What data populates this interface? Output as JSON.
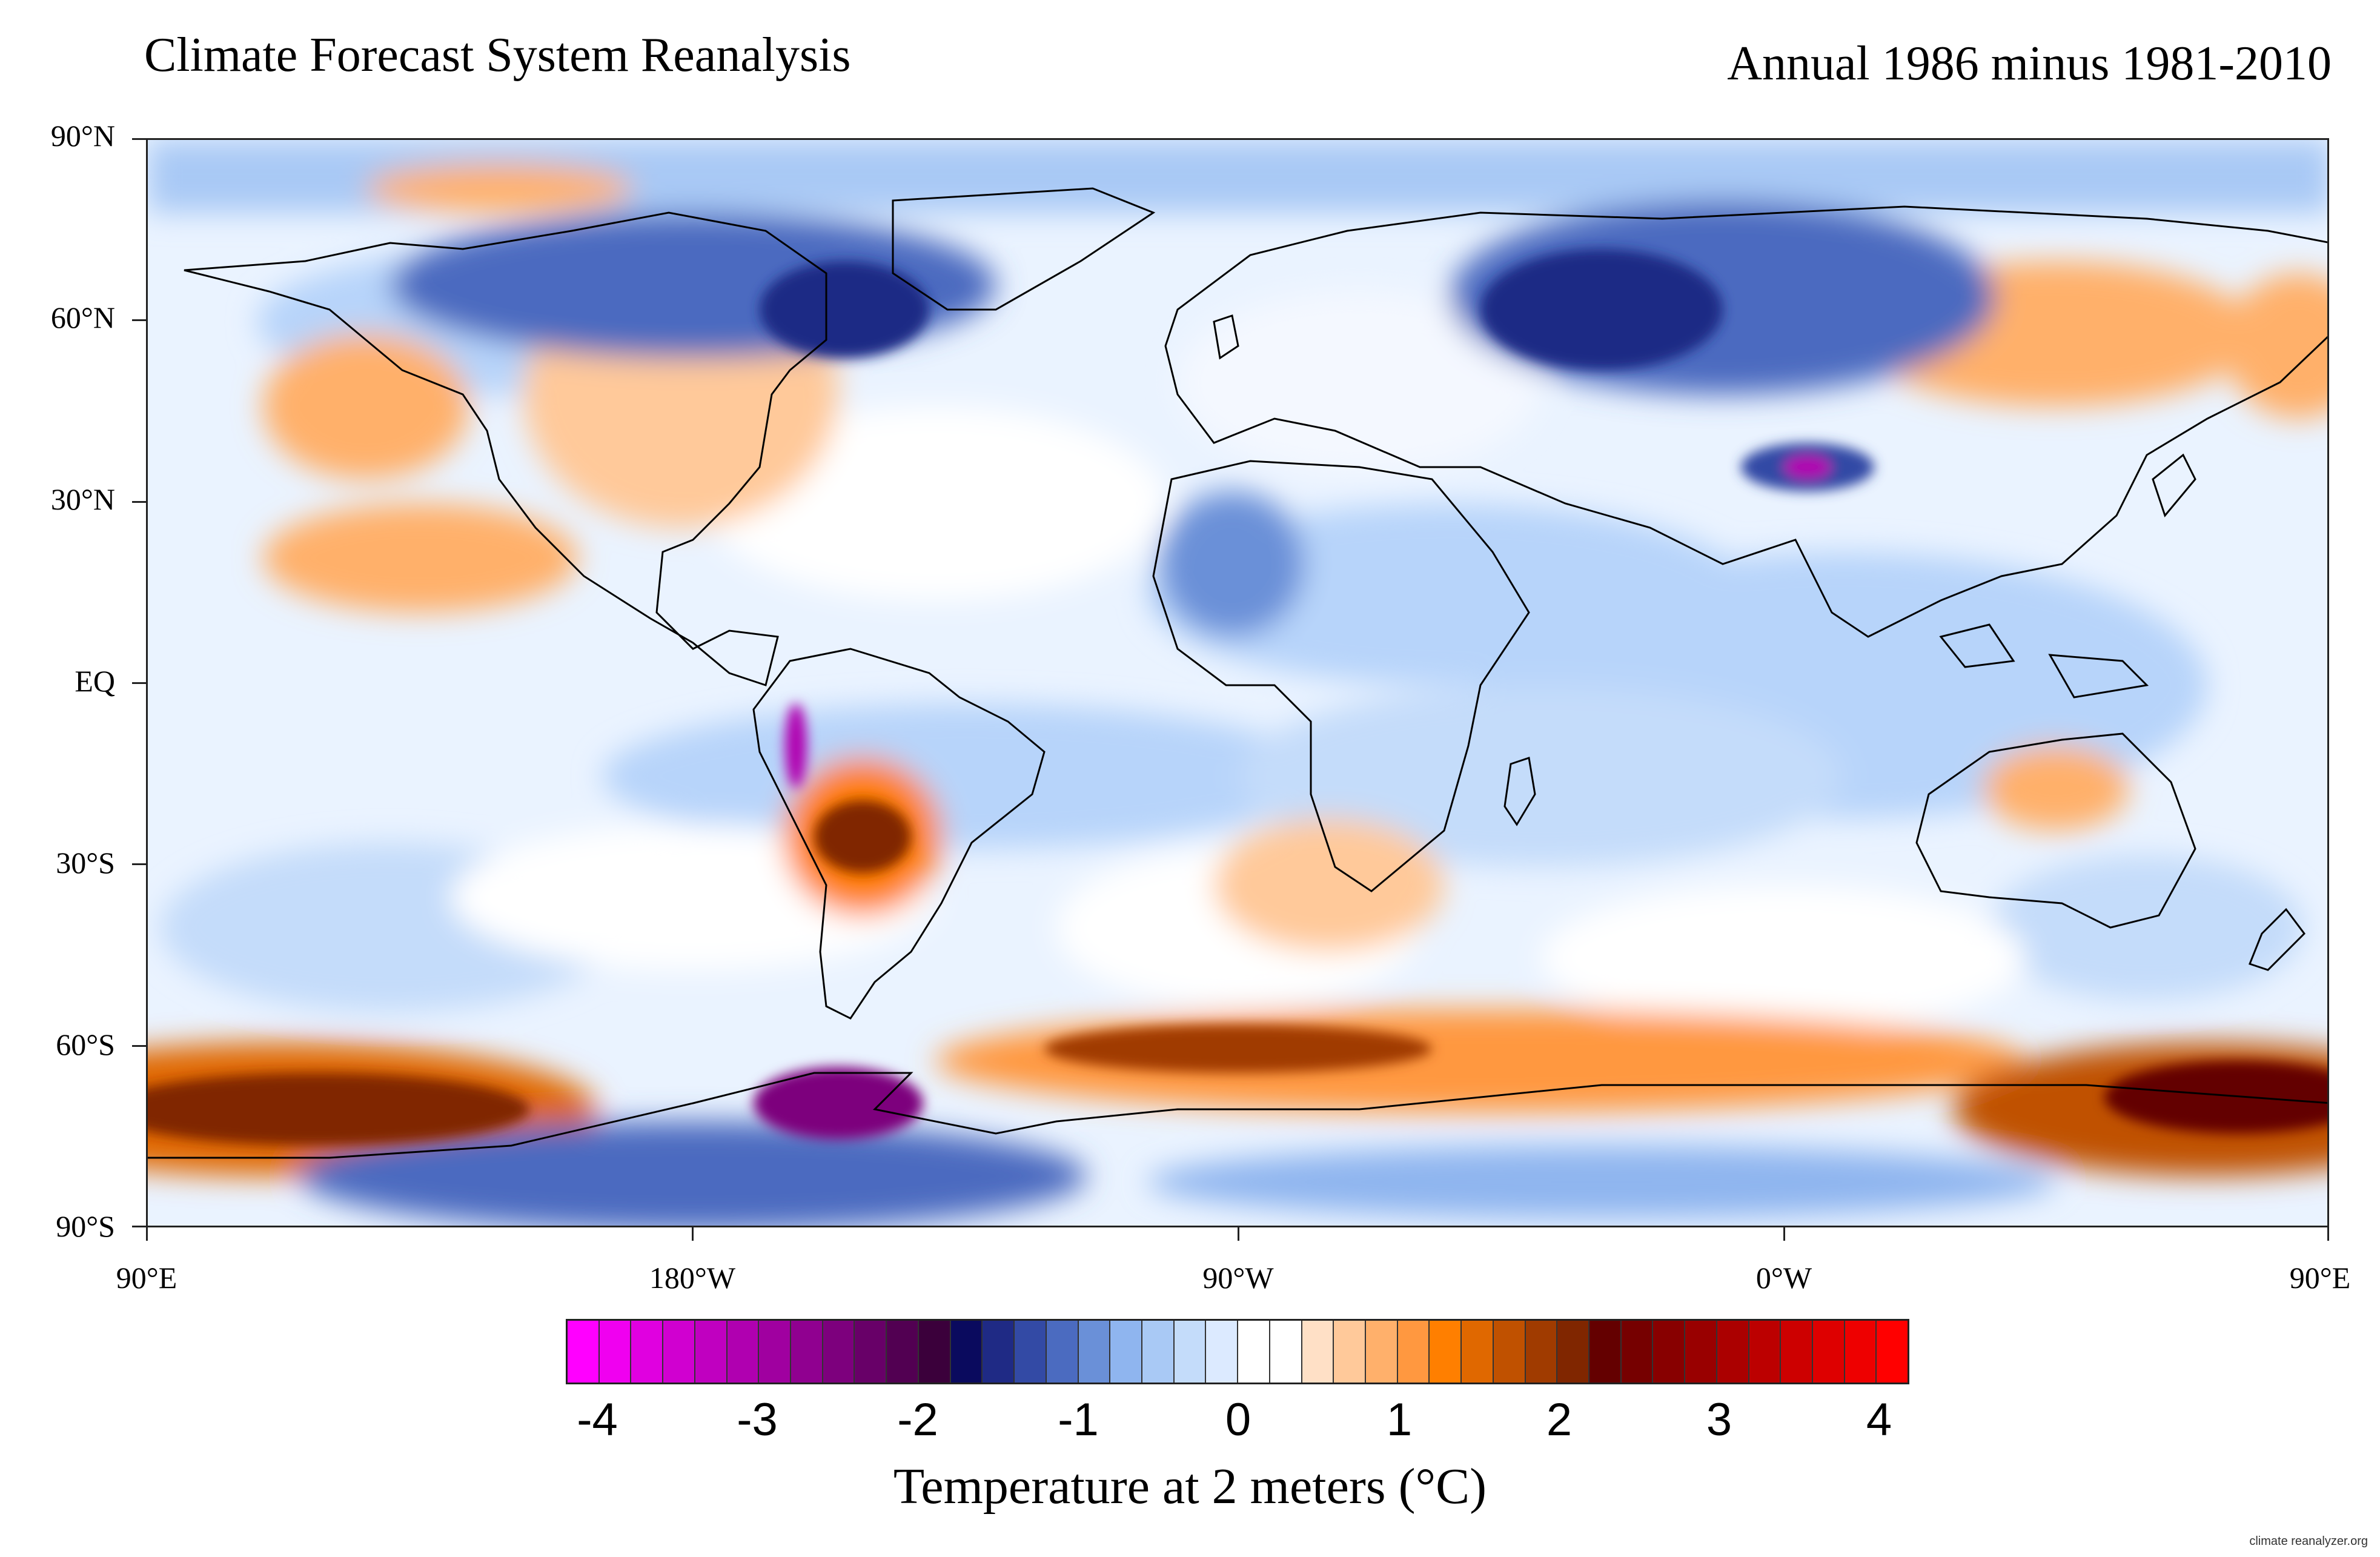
{
  "header": {
    "title": "Climate Forecast System Reanalysis",
    "subtitle": "Annual 1986 minus 1981-2010"
  },
  "map": {
    "projection": "cylindrical equidistant",
    "lon_range": [
      "90°E",
      "90°E"
    ],
    "lat_labels": [
      "90°N",
      "60°N",
      "30°N",
      "EQ",
      "30°S",
      "60°S",
      "90°S"
    ],
    "lon_labels": [
      "90°E",
      "180°W",
      "90°W",
      "0°W",
      "90°E"
    ],
    "anomaly_regions": [
      {
        "name": "Southern Ocean warm band",
        "sign": "positive",
        "magnitude": "2 to 3"
      },
      {
        "name": "Antarctic Peninsula region",
        "sign": "negative",
        "magnitude": "-2 to -3"
      },
      {
        "name": "Northern Canada / Hudson Bay",
        "sign": "negative",
        "magnitude": "-1.5 to -2"
      },
      {
        "name": "Western Russia",
        "sign": "negative",
        "magnitude": "-1.5 to -2"
      },
      {
        "name": "Northern Siberia",
        "sign": "positive",
        "magnitude": "0.5 to 1.5"
      },
      {
        "name": "Subtropical South America",
        "sign": "positive",
        "magnitude": "1 to 2"
      },
      {
        "name": "North Pacific",
        "sign": "positive",
        "magnitude": "0.5 to 1.5"
      },
      {
        "name": "Andes",
        "sign": "negative",
        "magnitude": "-3 to -4"
      },
      {
        "name": "Tibetan Plateau",
        "sign": "negative",
        "magnitude": "-2 to -3"
      }
    ]
  },
  "colorbar": {
    "title": "Temperature at 2 meters (°C)",
    "tick_labels": [
      "-4",
      "-3",
      "-2",
      "-1",
      "0",
      "1",
      "2",
      "3",
      "4"
    ],
    "colors": [
      "#ff00ff",
      "#f000f0",
      "#e000e0",
      "#d000d0",
      "#c000c0",
      "#b000b0",
      "#a000a0",
      "#900090",
      "#7d007d",
      "#680068",
      "#520052",
      "#3b003b",
      "#0a0a5e",
      "#1f2a85",
      "#334aa5",
      "#4b6bc0",
      "#6a90d8",
      "#8fb5ef",
      "#a9c9f5",
      "#c4dcfa",
      "#dceaff",
      "#ffffff",
      "#ffffff",
      "#ffe0c6",
      "#ffc99a",
      "#ffb06b",
      "#ff9840",
      "#ff7f00",
      "#e06800",
      "#c05100",
      "#a03b00",
      "#802600",
      "#640000",
      "#760000",
      "#880000",
      "#990000",
      "#ab0000",
      "#bc0000",
      "#cd0000",
      "#de0000",
      "#ee0000",
      "#ff0000"
    ]
  },
  "credit": "climate reanalyzer.org"
}
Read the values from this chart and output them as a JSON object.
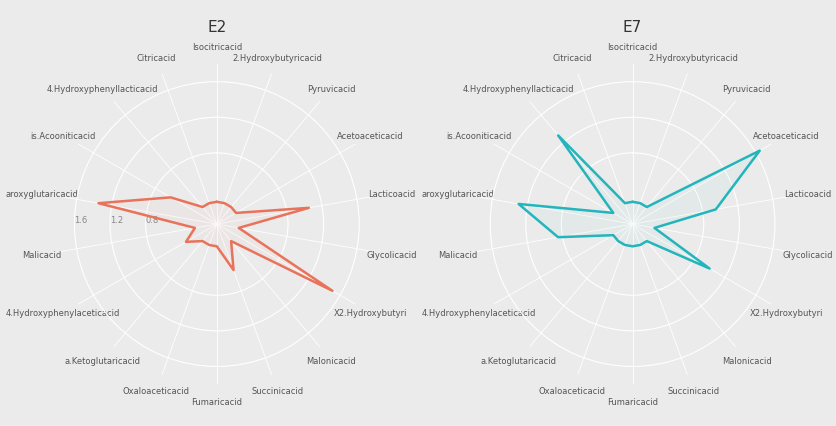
{
  "titles": [
    "E2",
    "E7"
  ],
  "categories": [
    "Isocitricacid",
    "2.Hydroxybutyricacid",
    "Pyruvicacid",
    "Acetoaceticacid",
    "Lacticoacid",
    "Glycolicacid",
    "X2.Hydroxybutyri",
    "Malonicacid",
    "Succinicacid",
    "Fumaricacid",
    "Oxaloaceticacid",
    "a.Ketoglutaricacid",
    "4.Hydroxyphenylaceticacid",
    "Malicacid",
    "aroxyglutaricacid",
    "is.Acooniticacid",
    "4.Hydroxyphenyllacticacid",
    "Citricacid"
  ],
  "E2_values": [
    0.25,
    0.25,
    0.25,
    0.25,
    1.05,
    0.25,
    1.5,
    0.25,
    0.55,
    0.25,
    0.25,
    0.25,
    0.4,
    0.25,
    1.35,
    0.6,
    0.25,
    0.25
  ],
  "E7_values": [
    0.25,
    0.25,
    0.25,
    1.65,
    0.95,
    0.25,
    1.0,
    0.25,
    0.25,
    0.25,
    0.25,
    0.25,
    0.25,
    0.85,
    1.3,
    0.25,
    1.3,
    0.25
  ],
  "E2_color": "#E8735A",
  "E7_color": "#22B5BC",
  "bg_color": "#EBEBEB",
  "grid_color": "#FFFFFF",
  "axis_label_color": "#555555",
  "rtick_labels": [
    "0.8",
    "1.2",
    "1.6"
  ],
  "rtick_values": [
    0.8,
    1.2,
    1.6
  ],
  "rmin": 0.0,
  "rmax": 1.8,
  "linewidth": 1.8,
  "fill_alpha": 0.0,
  "title_fontsize": 11,
  "label_fontsize": 6.0,
  "panel_bg": "#EBEBEB",
  "spoke_color": "#FFFFFF",
  "ring_color": "#FFFFFF"
}
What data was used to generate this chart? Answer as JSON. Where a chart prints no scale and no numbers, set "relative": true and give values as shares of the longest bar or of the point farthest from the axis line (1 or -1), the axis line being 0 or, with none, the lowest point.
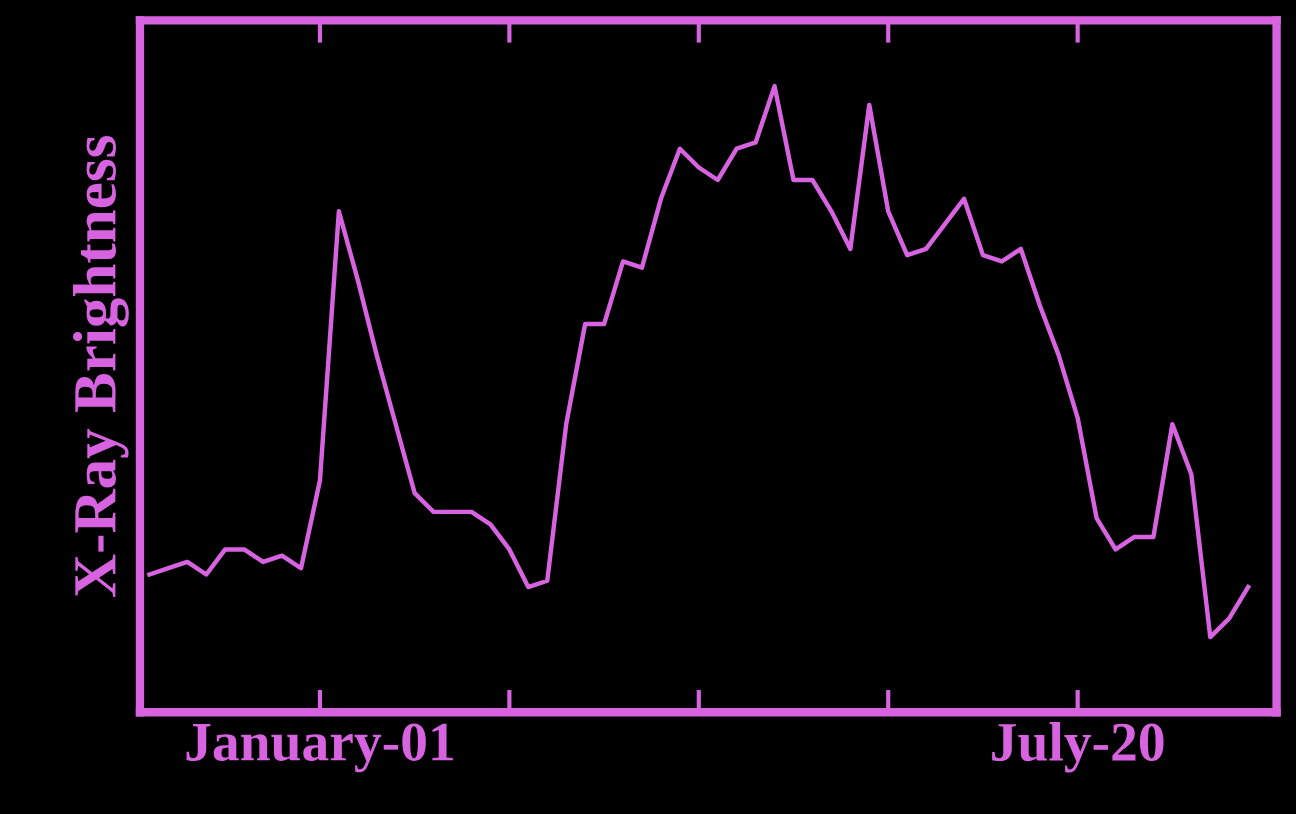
{
  "chart_data": {
    "type": "line",
    "ylabel": "X-Ray Brightness",
    "relative": true,
    "categories": [
      null,
      null,
      null,
      null,
      null,
      null,
      null,
      null,
      null,
      "January-01",
      null,
      null,
      null,
      null,
      null,
      null,
      null,
      null,
      null,
      null,
      null,
      null,
      null,
      null,
      null,
      null,
      null,
      null,
      null,
      null,
      null,
      null,
      null,
      null,
      null,
      null,
      null,
      null,
      null,
      null,
      null,
      null,
      null,
      null,
      null,
      null,
      null,
      null,
      null,
      "July-20",
      null,
      null,
      null,
      null,
      null,
      null,
      null,
      null,
      null,
      null
    ],
    "tick_labels": "x",
    "series": [
      {
        "color": "#d763e0",
        "values": [
          0.22,
          0.23,
          0.24,
          0.22,
          0.26,
          0.26,
          0.24,
          0.25,
          0.23,
          0.37,
          0.8,
          0.69,
          0.57,
          0.46,
          0.35,
          0.32,
          0.32,
          0.32,
          0.3,
          0.26,
          0.2,
          0.21,
          0.46,
          0.62,
          0.62,
          0.72,
          0.71,
          0.82,
          0.9,
          0.87,
          0.85,
          0.9,
          0.91,
          1.0,
          0.85,
          0.85,
          0.8,
          0.74,
          0.97,
          0.8,
          0.73,
          0.74,
          0.78,
          0.82,
          0.73,
          0.72,
          0.74,
          0.65,
          0.57,
          0.47,
          0.31,
          0.26,
          0.28,
          0.28,
          0.46,
          0.38,
          0.12,
          0.15,
          0.2,
          null
        ]
      }
    ]
  }
}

— Job —
Above is a listing; report how many of its lines include the word "this", giving the number only.

— Answer to the task —
3